* _Exercise directions_:
In the listing below, count the lines with "παντοκράτορα" and report only the figure.

* _Recorded data_:
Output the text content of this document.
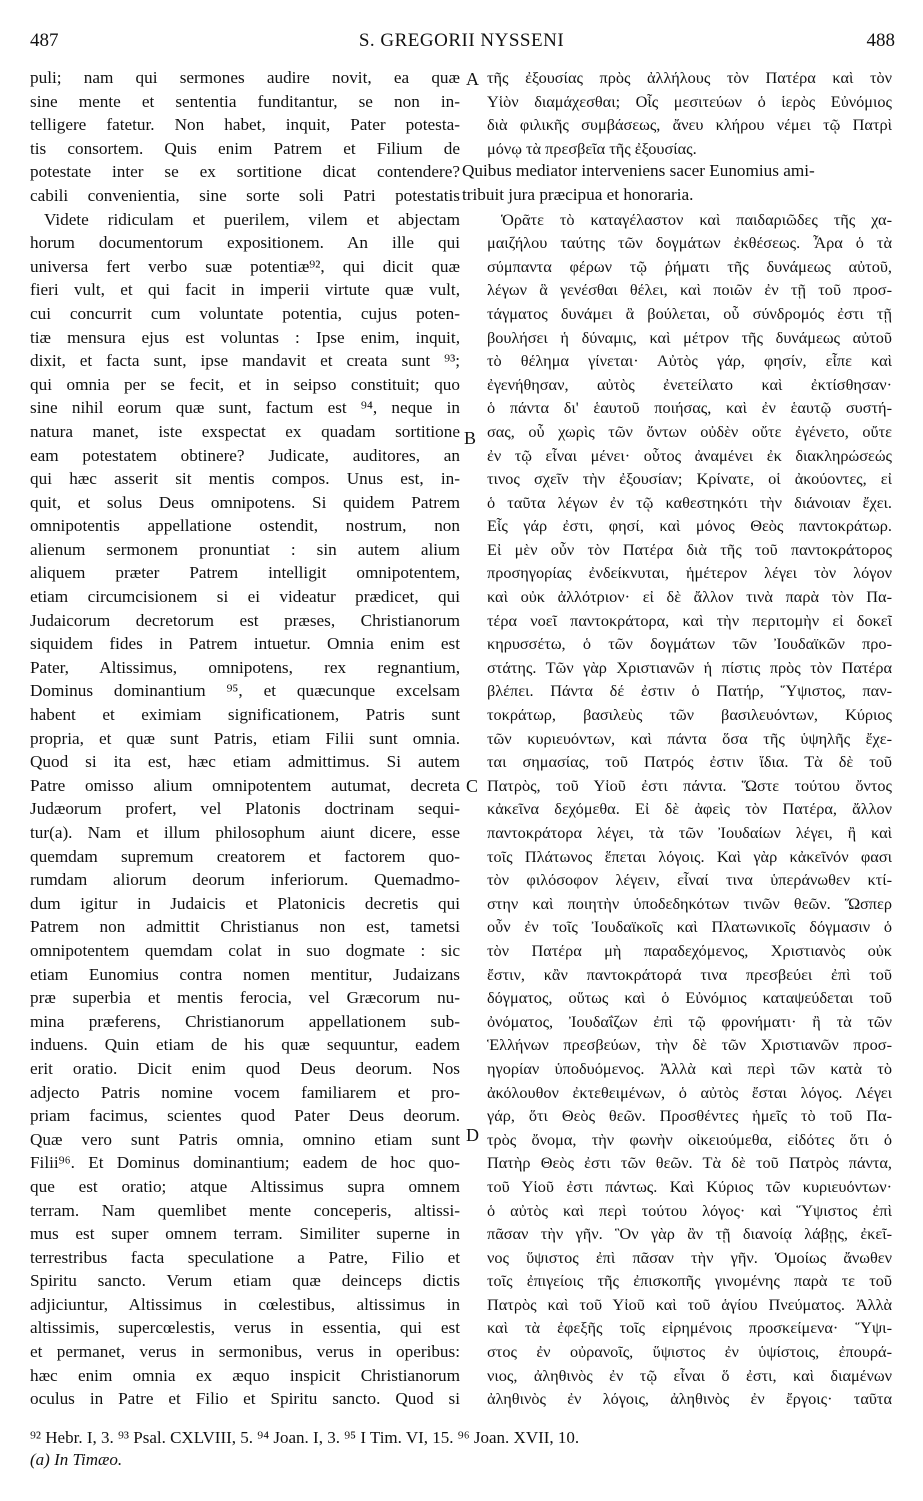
487	S. GREGORII NYSSENI	488
puli; nam qui sermones audire novit, ea quæ
sine mente et sententia funditantur, se non in-
telligere fatetur. Non habet, inquit, Pater potesta-
tis consortem. Quis enim Patrem et Filium de
potestate inter se ex sortitione dicat contendere?
cabili convenientia, sine sorte soli Patri potestatis
Videte ridiculam et puerilem, vilem et abjectam
horum documentorum expositionem. An ille qui
universa fert verbo suæ potentiæ⁹², qui dicit quæ
fieri vult, et qui facit in imperii virtute quæ vult,
cui concurrit cum voluntate potentia, cujus poten-
tiæ mensura ejus est voluntas : Ipse enim, inquit,
dixit, et facta sunt, ipse mandavit et creata sunt ⁹³;
qui omnia per se fecit, et in seipso constituit; quo
sine nihil eorum quæ sunt, factum est ⁹⁴, neque in
natura manet, iste exspectat ex quadam sortitione
eam potestatem obtinere? Judicate, auditores, an
qui hæc asserit sit mentis compos. Unus est, in-
quit, et solus Deus omnipotens. Si quidem Patrem
omnipotentis appellatione ostendit, nostrum, non
alienum sermonem pronuntiat : sin autem alium
aliquem præter Patrem intelligit omnipotentem,
etiam circumcisionem si ei videatur prædicet, qui
Judaicorum decretorum est præses, Christianorum
siquidem fides in Patrem intuetur. Omnia enim est
Pater, Altissimus, omnipotens, rex regnantium,
Dominus dominantium ⁹⁵, et quæcunque excelsam
habent et eximiam significationem, Patris sunt
propria, et quæ sunt Patris, etiam Filii sunt omnia.
Quod si ita est, hæc etiam admittimus. Si autem
Patre omisso alium omnipotentem autumat, decreta
Judæorum profert, vel Platonis doctrinam sequi-
tur(a). Nam et illum philosophum aiunt dicere, esse
quemdam supremum creatorem et factorem quo-
rumdam aliorum deorum inferiorum. Quemadmo-
dum igitur in Judaicis et Platonicis decretis qui
Patrem non admittit Christianus non est, tametsi
omnipotentem quemdam colat in suo dogmate : sic
etiam Eunomius contra nomen mentitur, Judaizans
præ superbia et mentis ferocia, vel Græcorum nu-
mina præferens, Christianorum appellationem sub-
induens. Quin etiam de his quæ sequuntur, eadem
erit oratio. Dicit enim quod Deus deorum. Nos
adjecto Patris nomine vocem familiarem et pro-
priam facimus, scientes quod Pater Deus deorum.
Quæ vero sunt Patris omnia, omnino etiam sunt
Filii⁹⁶. Et Dominus dominantium; eadem de hoc quo-
que est oratio; atque Altissimus supra omnem
terram. Nam quemlibet mente conceperis, altissi-
mus est super omnem terram. Similiter superne in
terrestribus facta speculatione a Patre, Filio et
Spiritu sancto. Verum etiam quæ deinceps dictis
adjiciuntur, Altissimus in cœlestibus, altissimus in
altissimis, supercœlestis, verus in essentia, qui est
et permanet, verus in sermonibus, verus in operibus:
hæc enim omnia ex æquo inspicit Christianorum
oculus in Patre et Filio et Spiritu sancto. Quod si
τῆς ἐξουσίας πρὸς ἀλλήλους τὸν Πατέρα καὶ τὸν
Υἱὸν διαμάχεσθαι; Οἷς μεσιτεύων ὁ ἱερὸς Εὐνόμιος
διὰ φιλικῆς συμβάσεως, ἄνευ κλήρου νέμει τῷ Πατρὶ
μόνῳ τὰ πρεσβεῖα τῆς ἐξουσίας.
Ὁρᾶτε τὸ καταγέλαστον καὶ παιδαριῶδες τῆς χα-
μαιζήλου ταύτης τῶν δογμάτων ἐκθέσεως. Ἆρα ὁ τὰ
σύμπαντα φέρων τῷ ῥήματι τῆς δυνάμεως αὐτοῦ,
λέγων ἃ γενέσθαι θέλει, καὶ ποιῶν ἐν τῇ τοῦ προσ-
τάγματος δυνάμει ἃ βούλεται, οὗ σύνδρομός ἐστι τῇ
βουλήσει ἡ δύναμις, καὶ μέτρον τῆς δυνάμεως αὐτοῦ
τὸ θέλημα γίνεται· Αὐτὸς γάρ, φησίν, εἶπε καὶ
ἐγενήθησαν, αὐτὸς ἐνετείλατο καὶ ἐκτίσθησαν·
ὁ πάντα δι' ἑαυτοῦ ποιήσας, καὶ ἐν ἑαυτῷ συστή-
σας, οὗ χωρὶς τῶν ὄντων οὐδὲν οὔτε ἐγένετο, οὔτε
ἐν τῷ εἶναι μένει· οὗτος ἀναμένει ἐκ διακληρώσεώς
τινος σχεῖν τὴν ἐξουσίαν; Κρίνατε, οἱ ἀκούοντες, εἰ
ὁ ταῦτα λέγων ἐν τῷ καθεστηκότι τὴν διάνοιαν ἔχει.
Εἷς γάρ ἐστι, φησί, καὶ μόνος Θεὸς παντοκράτωρ.
Εἰ μὲν οὖν τὸν Πατέρα διὰ τῆς τοῦ παντοκράτορος
προσηγορίας ἐνδείκνυται, ἡμέτερον λέγει τὸν λόγον
καὶ οὐκ ἀλλότριον· εἰ δὲ ἄλλον τινὰ παρὰ τὸν Πα-
τέρα νοεῖ παντοκράτορα, καὶ τὴν περιτομὴν εἰ δοκεῖ
κηρυσσέτω, ὁ τῶν δογμάτων τῶν Ἰουδαϊκῶν προ-
στάτης. Τῶν γὰρ Χριστιανῶν ἡ πίστις πρὸς τὸν Πατέρα
βλέπει. Πάντα δέ ἐστιν ὁ Πατήρ, Ὕψιστος, παν-
τοκράτωρ, βασιλεὺς τῶν βασιλευόντων, Κύριος
τῶν κυριευόντων, καὶ πάντα ὅσα τῆς ὑψηλῆς ἔχε-
ται σημασίας, τοῦ Πατρός ἐστιν ἴδια. Τὰ δὲ τοῦ
Πατρὸς, τοῦ Υἱοῦ ἐστι πάντα. Ὥστε τούτου ὄντος
κἀκεῖνα δεχόμεθα. Εἰ δὲ ἀφεὶς τὸν Πατέρα, ἄλλον
παντοκράτορα λέγει, τὰ τῶν Ἰουδαίων λέγει, ἢ καὶ
τοῖς Πλάτωνος ἕπεται λόγοις. Καὶ γὰρ κἀκεῖνόν φασι
τὸν φιλόσοφον λέγειν, εἶναί τινα ὑπεράνωθεν κτί-
στην καὶ ποιητὴν ὑποδεδηκότων τινῶν θεῶν. Ὥσπερ
οὖν ἐν τοῖς Ἰουδαϊκοῖς καὶ Πλατωνικοῖς δόγμασιν ὁ
τὸν Πατέρα μὴ παραδεχόμενος, Χριστιανὸς οὐκ
ἔστιν, κἂν παντοκράτορά τινα πρεσβεύει ἐπὶ τοῦ
δόγματος, οὕτως καὶ ὁ Εὐνόμιος καταψεύδεται τοῦ
ὀνόματος, Ἰουδαΐζων ἐπὶ τῷ φρονήματι· ἢ τὰ τῶν
Ἑλλήνων πρεσβεύων, τὴν δὲ τῶν Χριστιανῶν προσ-
ηγορίαν ὑποδυόμενος. Ἀλλὰ καὶ περὶ τῶν κατὰ τὸ
ἀκόλουθον ἐκτεθειμένων, ὁ αὐτὸς ἔσται λόγος. Λέγει
γάρ, ὅτι Θεὸς θεῶν. Προσθέντες ἡμεῖς τὸ τοῦ Πα-
τρὸς ὄνομα, τὴν φωνὴν οἰκειούμεθα, εἰδότες ὅτι ὁ
Πατὴρ Θεὸς ἐστι τῶν θεῶν. Τὰ δὲ τοῦ Πατρὸς πάντα,
τοῦ Υἱοῦ ἐστι πάντως. Καὶ Κύριος τῶν κυριευόντων·
ὁ αὐτὸς καὶ περὶ τούτου λόγος· καὶ Ὕψιστος ἐπὶ
πᾶσαν τὴν γῆν. Ὃν γὰρ ἂν τῇ διανοίᾳ λάβῃς, ἐκεῖ-
νος ὕψιστος ἐπὶ πᾶσαν τὴν γῆν. Ὁμοίως ἄνωθεν
τοῖς ἐπιγείοις τῆς ἐπισκοπῆς γινομένης παρὰ τε τοῦ
Πατρὸς καὶ τοῦ Υἱοῦ καὶ τοῦ ἁγίου Πνεύματος. Ἀλλὰ
καὶ τὰ ἐφεξῆς τοῖς εἰρημένοις προσκείμενα· Ὕψι-
στος ἐν οὐρανοῖς, ὕψιστος ἐν ὑψίστοις, ἐπουρά-
νιος, ἀληθινὸς ἐν τῷ εἶναι ὅ ἐστι, καὶ διαμένων
ἀληθινὸς ἐν λόγοις, ἀληθινὸς ἐν ἔργοις· ταῦτα
Quibus mediator interveniens sacer Eunomius ami-
tribuit jura præcipua et honoraria.
A
B
C
D
⁹² Hebr. I, 3. ⁹³ Psal. CXLVIII, 5. ⁹⁴ Joan. I, 3. ⁹⁵ I Tim. VI, 15. ⁹⁶ Joan. XVII, 10.
(a) In Timæo.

* _Response to the task_:
2